Set task: For each line that holds "title", copy the line out.

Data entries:
####

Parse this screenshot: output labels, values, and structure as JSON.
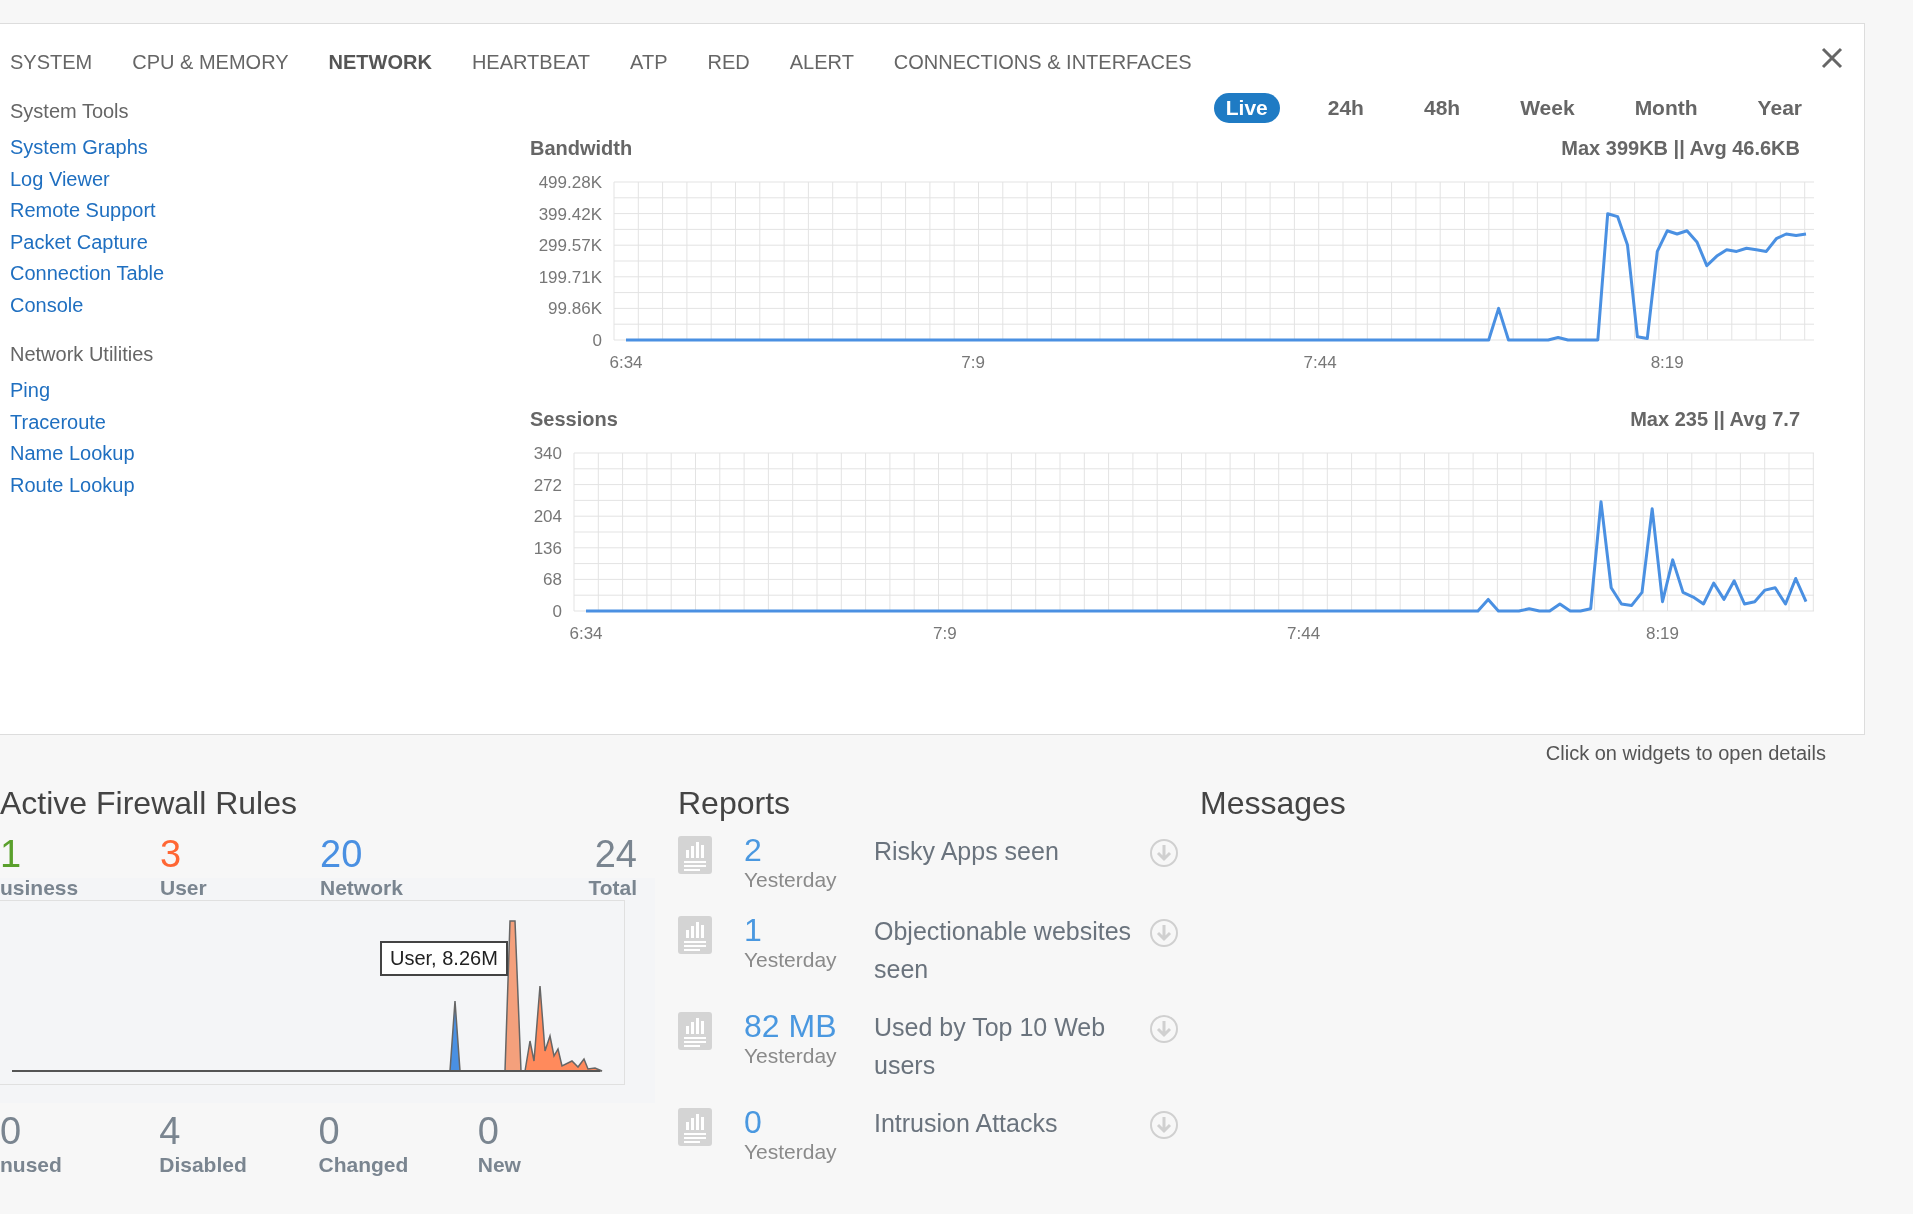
{
  "tabs": [
    {
      "label": "SYSTEM",
      "selected": false
    },
    {
      "label": "CPU & MEMORY",
      "selected": false
    },
    {
      "label": "NETWORK",
      "selected": true
    },
    {
      "label": "HEARTBEAT",
      "selected": false
    },
    {
      "label": "ATP",
      "selected": false
    },
    {
      "label": "RED",
      "selected": false
    },
    {
      "label": "ALERT",
      "selected": false
    },
    {
      "label": "CONNECTIONS & INTERFACES",
      "selected": false
    }
  ],
  "sidebar": [
    {
      "title": "System Tools",
      "items": [
        "System Graphs",
        "Log Viewer",
        "Remote Support",
        "Packet Capture",
        "Connection Table",
        "Console"
      ]
    },
    {
      "title": "Network Utilities",
      "items": [
        "Ping",
        "Traceroute",
        "Name Lookup",
        "Route Lookup"
      ]
    }
  ],
  "ranges": [
    {
      "label": "Live",
      "selected": true
    },
    {
      "label": "24h",
      "selected": false
    },
    {
      "label": "48h",
      "selected": false
    },
    {
      "label": "Week",
      "selected": false
    },
    {
      "label": "Month",
      "selected": false
    },
    {
      "label": "Year",
      "selected": false
    }
  ],
  "charts": [
    {
      "summary": "Max 399KB || Avg 46.6KB",
      "chart_data": {
        "type": "line",
        "title": "Bandwidth",
        "grid": true,
        "ylim": [
          0,
          499.28
        ],
        "yticks": [
          {
            "value": 0,
            "label": "0"
          },
          {
            "value": 99.86,
            "label": "99.86K"
          },
          {
            "value": 199.71,
            "label": "199.71K"
          },
          {
            "value": 299.57,
            "label": "299.57K"
          },
          {
            "value": 399.42,
            "label": "399.42K"
          },
          {
            "value": 499.28,
            "label": "499.28K"
          }
        ],
        "categories": [
          "6:34",
          null,
          null,
          null,
          null,
          null,
          null,
          null,
          null,
          null,
          null,
          null,
          null,
          null,
          null,
          null,
          null,
          null,
          null,
          null,
          null,
          null,
          null,
          null,
          null,
          null,
          null,
          null,
          null,
          null,
          null,
          null,
          null,
          null,
          null,
          "7:9",
          null,
          null,
          null,
          null,
          null,
          null,
          null,
          null,
          null,
          null,
          null,
          null,
          null,
          null,
          null,
          null,
          null,
          null,
          null,
          null,
          null,
          null,
          null,
          null,
          null,
          null,
          null,
          null,
          null,
          null,
          null,
          null,
          null,
          null,
          "7:44",
          null,
          null,
          null,
          null,
          null,
          null,
          null,
          null,
          null,
          null,
          null,
          null,
          null,
          null,
          null,
          null,
          null,
          null,
          null,
          null,
          null,
          null,
          null,
          null,
          null,
          null,
          null,
          null,
          null,
          null,
          null,
          null,
          null,
          null,
          "8:19",
          null,
          null,
          null,
          null,
          null,
          null,
          null,
          null,
          null,
          null,
          null,
          null,
          null,
          null
        ],
        "series": [
          {
            "color": "#4a90e2",
            "values": [
              0,
              0,
              0,
              0,
              0,
              0,
              0,
              0,
              0,
              0,
              0,
              0,
              0,
              0,
              0,
              0,
              0,
              0,
              0,
              0,
              0,
              0,
              0,
              0,
              0,
              0,
              0,
              0,
              0,
              0,
              0,
              0,
              0,
              0,
              0,
              0,
              0,
              0,
              0,
              0,
              0,
              0,
              0,
              0,
              0,
              0,
              0,
              0,
              0,
              0,
              0,
              0,
              0,
              0,
              0,
              0,
              0,
              0,
              0,
              0,
              0,
              0,
              0,
              0,
              0,
              0,
              0,
              0,
              0,
              0,
              0,
              0,
              0,
              0,
              0,
              0,
              0,
              0,
              0,
              0,
              0,
              0,
              0,
              0,
              0,
              0,
              0,
              0,
              100,
              0,
              0,
              0,
              0,
              0,
              8,
              0,
              0,
              0,
              0,
              399,
              390,
              300,
              10,
              5,
              280,
              345,
              335,
              345,
              310,
              235,
              265,
              285,
              280,
              290,
              285,
              280,
              320,
              335,
              330,
              335
            ]
          }
        ]
      }
    },
    {
      "summary": "Max 235 || Avg 7.7",
      "chart_data": {
        "type": "line",
        "title": "Sessions",
        "grid": true,
        "ylim": [
          0,
          340
        ],
        "yticks": [
          0,
          68,
          136,
          204,
          272,
          340
        ],
        "categories": [
          "6:34",
          null,
          null,
          null,
          null,
          null,
          null,
          null,
          null,
          null,
          null,
          null,
          null,
          null,
          null,
          null,
          null,
          null,
          null,
          null,
          null,
          null,
          null,
          null,
          null,
          null,
          null,
          null,
          null,
          null,
          null,
          null,
          null,
          null,
          null,
          "7:9",
          null,
          null,
          null,
          null,
          null,
          null,
          null,
          null,
          null,
          null,
          null,
          null,
          null,
          null,
          null,
          null,
          null,
          null,
          null,
          null,
          null,
          null,
          null,
          null,
          null,
          null,
          null,
          null,
          null,
          null,
          null,
          null,
          null,
          null,
          "7:44",
          null,
          null,
          null,
          null,
          null,
          null,
          null,
          null,
          null,
          null,
          null,
          null,
          null,
          null,
          null,
          null,
          null,
          null,
          null,
          null,
          null,
          null,
          null,
          null,
          null,
          null,
          null,
          null,
          null,
          null,
          null,
          null,
          null,
          null,
          "8:19",
          null,
          null,
          null,
          null,
          null,
          null,
          null,
          null,
          null,
          null,
          null,
          null,
          null,
          null
        ],
        "series": [
          {
            "color": "#4a90e2",
            "values": [
              0,
              0,
              0,
              0,
              0,
              0,
              0,
              0,
              0,
              0,
              0,
              0,
              0,
              0,
              0,
              0,
              0,
              0,
              0,
              0,
              0,
              0,
              0,
              0,
              0,
              0,
              0,
              0,
              0,
              0,
              0,
              0,
              0,
              0,
              0,
              0,
              0,
              0,
              0,
              0,
              0,
              0,
              0,
              0,
              0,
              0,
              0,
              0,
              0,
              0,
              0,
              0,
              0,
              0,
              0,
              0,
              0,
              0,
              0,
              0,
              0,
              0,
              0,
              0,
              0,
              0,
              0,
              0,
              0,
              0,
              0,
              0,
              0,
              0,
              0,
              0,
              0,
              0,
              0,
              0,
              0,
              0,
              0,
              0,
              0,
              0,
              0,
              0,
              25,
              0,
              0,
              0,
              5,
              0,
              0,
              15,
              0,
              0,
              5,
              235,
              50,
              15,
              12,
              40,
              220,
              20,
              110,
              40,
              30,
              15,
              60,
              25,
              65,
              15,
              20,
              45,
              50,
              15,
              70,
              20
            ]
          }
        ]
      }
    }
  ],
  "hint": "Click on widgets to open details",
  "firewall": {
    "title": "Active Firewall Rules",
    "stats": [
      {
        "value": "1",
        "label": "usiness",
        "color": "#5aa02c"
      },
      {
        "value": "3",
        "label": "User",
        "color": "#ff6633"
      },
      {
        "value": "20",
        "label": "Network",
        "color": "#4a90e2"
      },
      {
        "value": "24",
        "label": "Total",
        "color": "#7a8590"
      }
    ],
    "tooltip": "User, 8.26M",
    "bottom": [
      {
        "value": "0",
        "label": "nused"
      },
      {
        "value": "4",
        "label": "Disabled"
      },
      {
        "value": "0",
        "label": "Changed"
      },
      {
        "value": "0",
        "label": "New"
      }
    ]
  },
  "reports": {
    "title": "Reports",
    "rows": [
      {
        "value": "2",
        "period": "Yesterday",
        "text": "Risky Apps seen"
      },
      {
        "value": "1",
        "period": "Yesterday",
        "text": "Objectionable websites seen"
      },
      {
        "value": "82 MB",
        "period": "Yesterday",
        "text": "Used by Top 10 Web users"
      },
      {
        "value": "0",
        "period": "Yesterday",
        "text": "Intrusion Attacks"
      }
    ]
  },
  "messages": {
    "title": "Messages"
  }
}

####

Worked solution:
      "title": "System Tools",
      "title": "Network Utilities",
        "title": "Bandwidth",
        "title": "Sessions",
    "title": "Active Firewall Rules",
    "title": "Reports",
    "title": "Messages"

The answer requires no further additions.